--- start EXCERPTED TEXT ---
3. Fix the Fannie/Freddie restructuring.

Fannie Mae and Freddie Mac are under government control, but the situation at the government-sponsored enterprises is no better. In Ackman’s opinion, the Fannie Mae and Freddie Mae bailouts were too influenced by political concerns rather than economic ones: “We want key players to act in an economically rational, apolitical fashion,” he said. Ackman did not provide specifics on what the government should do with Fannie and Freddie — but then, that’s what lobbying trips are for.

Congress: Treasury Messed Up the Bailout. Let’s Give it More Power.

So says Congress: Treasury has done a terrible job of managing the bailout. That’s why Treasury should get expanded authority — for instance, to approve bank mergers.

Such paradoxical statements make perfect sense to some Congressional leaders, including New York Democratic Senator Chuck Schumer. Yesterday, Schumer called on Treasury to become the chief regulator on bank mergers, with the power to approve or deny them. Schumer’s approval matrix is simple: he wants Treasury to strike down any proposed mergers that would be financed with money from the $700 billion Troubled-Asset Relief Program, or TARP.

schumer1114_art_400_20081114145620.jpg
Associated Press

Of course, the job of approving bank mergers is already assigned, to several agencies: the Federal Reserve, which gets final approval; the Office of the Comptroller of the Currency, which charters banks and makes sure they are solvent; and the Office of Thrift Supervision, which serves a similar purpose.
--- end EXCERPTED TEXT ---
--- start RECORD LIST ---
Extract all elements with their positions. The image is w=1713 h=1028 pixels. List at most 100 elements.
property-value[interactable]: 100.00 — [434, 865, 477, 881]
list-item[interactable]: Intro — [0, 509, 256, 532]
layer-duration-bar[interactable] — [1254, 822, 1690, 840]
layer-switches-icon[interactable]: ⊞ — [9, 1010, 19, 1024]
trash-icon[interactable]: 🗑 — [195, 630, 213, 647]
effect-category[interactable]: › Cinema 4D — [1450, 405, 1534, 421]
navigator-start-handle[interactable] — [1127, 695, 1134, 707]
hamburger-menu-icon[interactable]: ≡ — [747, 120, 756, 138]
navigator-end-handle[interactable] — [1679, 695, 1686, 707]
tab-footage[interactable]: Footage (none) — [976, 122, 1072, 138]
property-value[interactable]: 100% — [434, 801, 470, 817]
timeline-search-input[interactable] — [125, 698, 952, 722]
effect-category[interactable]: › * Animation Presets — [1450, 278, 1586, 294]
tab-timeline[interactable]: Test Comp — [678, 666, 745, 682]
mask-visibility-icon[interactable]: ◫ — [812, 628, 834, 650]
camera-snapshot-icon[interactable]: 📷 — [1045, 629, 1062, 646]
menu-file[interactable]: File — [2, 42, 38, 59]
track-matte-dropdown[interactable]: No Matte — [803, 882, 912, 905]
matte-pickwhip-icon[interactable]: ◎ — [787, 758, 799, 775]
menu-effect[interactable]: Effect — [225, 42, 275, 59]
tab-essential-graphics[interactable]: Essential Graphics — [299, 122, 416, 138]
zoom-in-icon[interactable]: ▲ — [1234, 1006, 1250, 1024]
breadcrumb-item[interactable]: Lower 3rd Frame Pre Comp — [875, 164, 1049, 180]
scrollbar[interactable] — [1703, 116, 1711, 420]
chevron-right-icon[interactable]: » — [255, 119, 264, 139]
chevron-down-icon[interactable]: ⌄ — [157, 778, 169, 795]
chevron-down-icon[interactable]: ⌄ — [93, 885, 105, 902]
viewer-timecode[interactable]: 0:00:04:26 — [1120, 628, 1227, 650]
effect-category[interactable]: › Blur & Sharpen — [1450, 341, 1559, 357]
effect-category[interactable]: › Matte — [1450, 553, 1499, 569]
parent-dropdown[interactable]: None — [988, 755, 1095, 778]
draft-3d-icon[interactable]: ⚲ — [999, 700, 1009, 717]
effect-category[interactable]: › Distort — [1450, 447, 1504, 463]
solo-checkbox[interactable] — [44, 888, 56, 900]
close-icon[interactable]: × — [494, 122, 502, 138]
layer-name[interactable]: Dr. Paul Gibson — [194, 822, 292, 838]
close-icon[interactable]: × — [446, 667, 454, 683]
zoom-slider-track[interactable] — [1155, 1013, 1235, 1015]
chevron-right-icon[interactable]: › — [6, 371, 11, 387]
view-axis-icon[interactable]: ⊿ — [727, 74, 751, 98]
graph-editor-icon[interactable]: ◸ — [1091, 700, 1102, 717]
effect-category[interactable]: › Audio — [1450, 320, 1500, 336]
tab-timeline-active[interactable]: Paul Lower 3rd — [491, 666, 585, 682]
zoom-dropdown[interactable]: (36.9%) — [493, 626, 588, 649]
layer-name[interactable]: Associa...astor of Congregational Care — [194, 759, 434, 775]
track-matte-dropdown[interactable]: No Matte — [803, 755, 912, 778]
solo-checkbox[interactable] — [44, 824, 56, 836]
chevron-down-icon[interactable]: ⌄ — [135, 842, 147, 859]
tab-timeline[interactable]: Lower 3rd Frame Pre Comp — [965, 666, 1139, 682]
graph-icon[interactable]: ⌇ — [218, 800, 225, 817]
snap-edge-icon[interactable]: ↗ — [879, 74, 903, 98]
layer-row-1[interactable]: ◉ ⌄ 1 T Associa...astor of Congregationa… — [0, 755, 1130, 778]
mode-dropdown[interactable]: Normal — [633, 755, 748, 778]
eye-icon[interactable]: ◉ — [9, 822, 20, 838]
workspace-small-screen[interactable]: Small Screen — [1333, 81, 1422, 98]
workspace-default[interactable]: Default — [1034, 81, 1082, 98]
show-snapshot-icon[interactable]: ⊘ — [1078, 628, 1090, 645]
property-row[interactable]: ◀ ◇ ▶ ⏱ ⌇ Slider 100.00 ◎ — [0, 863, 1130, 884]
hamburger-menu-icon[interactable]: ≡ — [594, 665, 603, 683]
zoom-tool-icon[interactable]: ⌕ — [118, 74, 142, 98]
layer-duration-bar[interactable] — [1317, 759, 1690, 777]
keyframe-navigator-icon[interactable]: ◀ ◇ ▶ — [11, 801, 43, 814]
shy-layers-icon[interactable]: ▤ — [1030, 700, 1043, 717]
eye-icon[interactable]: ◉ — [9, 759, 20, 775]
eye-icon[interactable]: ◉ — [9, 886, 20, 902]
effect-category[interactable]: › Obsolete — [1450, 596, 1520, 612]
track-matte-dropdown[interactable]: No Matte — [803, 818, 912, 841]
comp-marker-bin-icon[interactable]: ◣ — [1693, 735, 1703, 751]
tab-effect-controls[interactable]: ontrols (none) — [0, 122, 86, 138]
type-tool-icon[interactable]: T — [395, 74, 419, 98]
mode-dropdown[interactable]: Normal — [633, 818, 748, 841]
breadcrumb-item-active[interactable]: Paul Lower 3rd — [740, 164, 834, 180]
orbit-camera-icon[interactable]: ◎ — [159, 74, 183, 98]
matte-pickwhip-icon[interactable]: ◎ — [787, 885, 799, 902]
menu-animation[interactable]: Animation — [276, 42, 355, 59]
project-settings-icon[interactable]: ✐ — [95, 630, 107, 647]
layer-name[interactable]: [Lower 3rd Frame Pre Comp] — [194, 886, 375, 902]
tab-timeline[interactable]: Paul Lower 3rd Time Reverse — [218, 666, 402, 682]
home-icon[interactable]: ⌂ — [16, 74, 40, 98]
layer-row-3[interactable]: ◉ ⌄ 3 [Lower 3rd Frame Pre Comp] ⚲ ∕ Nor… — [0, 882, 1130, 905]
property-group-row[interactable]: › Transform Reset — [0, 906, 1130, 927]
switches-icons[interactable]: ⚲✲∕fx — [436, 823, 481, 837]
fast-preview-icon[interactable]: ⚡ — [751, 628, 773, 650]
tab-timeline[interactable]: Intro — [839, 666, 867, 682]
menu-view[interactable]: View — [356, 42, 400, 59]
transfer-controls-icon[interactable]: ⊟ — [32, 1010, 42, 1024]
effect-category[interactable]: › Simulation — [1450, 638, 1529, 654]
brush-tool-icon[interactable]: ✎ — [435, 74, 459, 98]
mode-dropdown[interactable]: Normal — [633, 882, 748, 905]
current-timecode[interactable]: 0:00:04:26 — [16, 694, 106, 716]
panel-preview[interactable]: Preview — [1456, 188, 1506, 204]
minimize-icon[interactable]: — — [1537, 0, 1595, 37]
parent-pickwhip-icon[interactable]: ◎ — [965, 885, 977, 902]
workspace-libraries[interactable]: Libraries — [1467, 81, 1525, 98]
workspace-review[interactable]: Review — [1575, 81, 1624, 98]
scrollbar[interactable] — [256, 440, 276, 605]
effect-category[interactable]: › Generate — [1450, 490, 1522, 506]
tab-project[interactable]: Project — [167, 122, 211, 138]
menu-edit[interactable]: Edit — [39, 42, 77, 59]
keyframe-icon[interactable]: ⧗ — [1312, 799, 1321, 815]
--- end RECORD LIST ---
=== BRIEF 1 ===
In the bailout excerpt, which agency gets final approval on bank mergers?
=== BRIEF 2 ===
Reproduce everything in the bailout excerpt from "Fannie Mae and Freddie Mac" down to "trips are for.".

=== WRITTEN SOLUTION 1 ===
The Federal Reserve.

=== WRITTEN SOLUTION 2 ===
Fannie Mae and Freddie Mac are under government control, but the situation at the government-sponsored enterprises is no better. In Ackman’s opinion, the Fannie Mae and Freddie Mae bailouts were too influenced by political concerns rather than economic ones: “We want key players to act in an economically rational, apolitical fashion,” he said. Ackman did not provide specifics on what the government should do with Fannie and Freddie — but then, that’s what lobbying trips are for.